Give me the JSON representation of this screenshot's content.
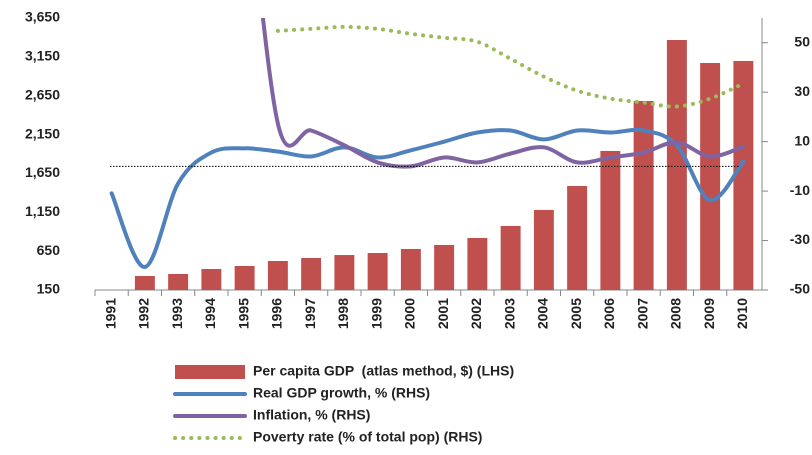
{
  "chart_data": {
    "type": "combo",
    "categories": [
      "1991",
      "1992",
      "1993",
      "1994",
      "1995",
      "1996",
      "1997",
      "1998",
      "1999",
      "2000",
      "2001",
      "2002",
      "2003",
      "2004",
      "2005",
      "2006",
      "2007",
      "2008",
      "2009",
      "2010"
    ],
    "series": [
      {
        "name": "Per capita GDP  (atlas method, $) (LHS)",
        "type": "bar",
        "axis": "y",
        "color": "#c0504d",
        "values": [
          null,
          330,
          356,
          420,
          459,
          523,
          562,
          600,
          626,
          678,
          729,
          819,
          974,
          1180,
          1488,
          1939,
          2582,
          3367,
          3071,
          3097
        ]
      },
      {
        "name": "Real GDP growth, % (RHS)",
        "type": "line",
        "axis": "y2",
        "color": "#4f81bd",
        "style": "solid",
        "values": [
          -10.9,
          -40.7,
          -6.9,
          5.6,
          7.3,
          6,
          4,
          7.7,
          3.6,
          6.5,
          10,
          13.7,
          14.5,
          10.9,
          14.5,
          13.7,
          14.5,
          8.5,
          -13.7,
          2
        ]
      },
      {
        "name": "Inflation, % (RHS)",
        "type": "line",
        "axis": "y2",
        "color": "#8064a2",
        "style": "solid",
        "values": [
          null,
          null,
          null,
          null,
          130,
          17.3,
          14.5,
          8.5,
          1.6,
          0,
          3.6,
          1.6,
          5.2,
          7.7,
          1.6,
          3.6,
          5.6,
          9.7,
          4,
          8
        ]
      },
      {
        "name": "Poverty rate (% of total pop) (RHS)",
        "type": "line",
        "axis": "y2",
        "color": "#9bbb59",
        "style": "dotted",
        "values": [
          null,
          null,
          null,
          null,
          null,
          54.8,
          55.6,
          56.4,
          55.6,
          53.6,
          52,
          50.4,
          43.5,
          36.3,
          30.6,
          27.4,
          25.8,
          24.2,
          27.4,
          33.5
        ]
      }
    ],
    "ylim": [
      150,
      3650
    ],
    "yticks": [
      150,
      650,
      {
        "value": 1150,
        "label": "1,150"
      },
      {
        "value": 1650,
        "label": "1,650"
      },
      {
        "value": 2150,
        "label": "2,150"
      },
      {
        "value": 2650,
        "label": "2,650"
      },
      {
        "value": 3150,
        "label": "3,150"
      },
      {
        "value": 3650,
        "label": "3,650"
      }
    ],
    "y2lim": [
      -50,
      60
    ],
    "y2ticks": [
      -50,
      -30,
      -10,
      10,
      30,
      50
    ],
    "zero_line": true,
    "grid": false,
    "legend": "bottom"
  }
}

****************

→ **WORK TO DO**
All of the data above should be quoted exactly, except for the pictures.

→ **EXERCISE SOLUTION**
Give me the JSON representation of this screenshot's content.
{
  "chart_data": {
    "type": "combo",
    "categories": [
      "1991",
      "1992",
      "1993",
      "1994",
      "1995",
      "1996",
      "1997",
      "1998",
      "1999",
      "2000",
      "2001",
      "2002",
      "2003",
      "2004",
      "2005",
      "2006",
      "2007",
      "2008",
      "2009",
      "2010"
    ],
    "series": [
      {
        "name": "Per capita GDP  (atlas method, $) (LHS)",
        "type": "bar",
        "axis": "y",
        "color": "#c0504d",
        "values": [
          null,
          330,
          356,
          420,
          459,
          523,
          562,
          600,
          626,
          678,
          729,
          819,
          974,
          1180,
          1488,
          1939,
          2582,
          3367,
          3071,
          3097
        ]
      },
      {
        "name": "Real GDP growth, % (RHS)",
        "type": "line",
        "axis": "y2",
        "color": "#4f81bd",
        "style": "solid",
        "values": [
          -10.9,
          -40.7,
          -6.9,
          5.6,
          7.3,
          6,
          4,
          7.7,
          3.6,
          6.5,
          10,
          13.7,
          14.5,
          10.9,
          14.5,
          13.7,
          14.5,
          8.5,
          -13.7,
          2
        ]
      },
      {
        "name": "Inflation, % (RHS)",
        "type": "line",
        "axis": "y2",
        "color": "#8064a2",
        "style": "solid",
        "values": [
          null,
          null,
          null,
          null,
          130,
          17.3,
          14.5,
          8.5,
          1.6,
          0,
          3.6,
          1.6,
          5.2,
          7.7,
          1.6,
          3.6,
          5.6,
          9.7,
          4,
          8
        ]
      },
      {
        "name": "Poverty rate (% of total pop) (RHS)",
        "type": "line",
        "axis": "y2",
        "color": "#9bbb59",
        "style": "dotted",
        "values": [
          null,
          null,
          null,
          null,
          null,
          54.8,
          55.6,
          56.4,
          55.6,
          53.6,
          52,
          50.4,
          43.5,
          36.3,
          30.6,
          27.4,
          25.8,
          24.2,
          27.4,
          33.5
        ]
      }
    ],
    "ylim": [
      150,
      3650
    ],
    "yticks": [
      150,
      650,
      {
        "value": 1150,
        "label": "1,150"
      },
      {
        "value": 1650,
        "label": "1,650"
      },
      {
        "value": 2150,
        "label": "2,150"
      },
      {
        "value": 2650,
        "label": "2,650"
      },
      {
        "value": 3150,
        "label": "3,150"
      },
      {
        "value": 3650,
        "label": "3,650"
      }
    ],
    "y2lim": [
      -50,
      60
    ],
    "y2ticks": [
      -50,
      -30,
      -10,
      10,
      30,
      50
    ],
    "zero_line": true,
    "grid": false,
    "legend": "bottom"
  }
}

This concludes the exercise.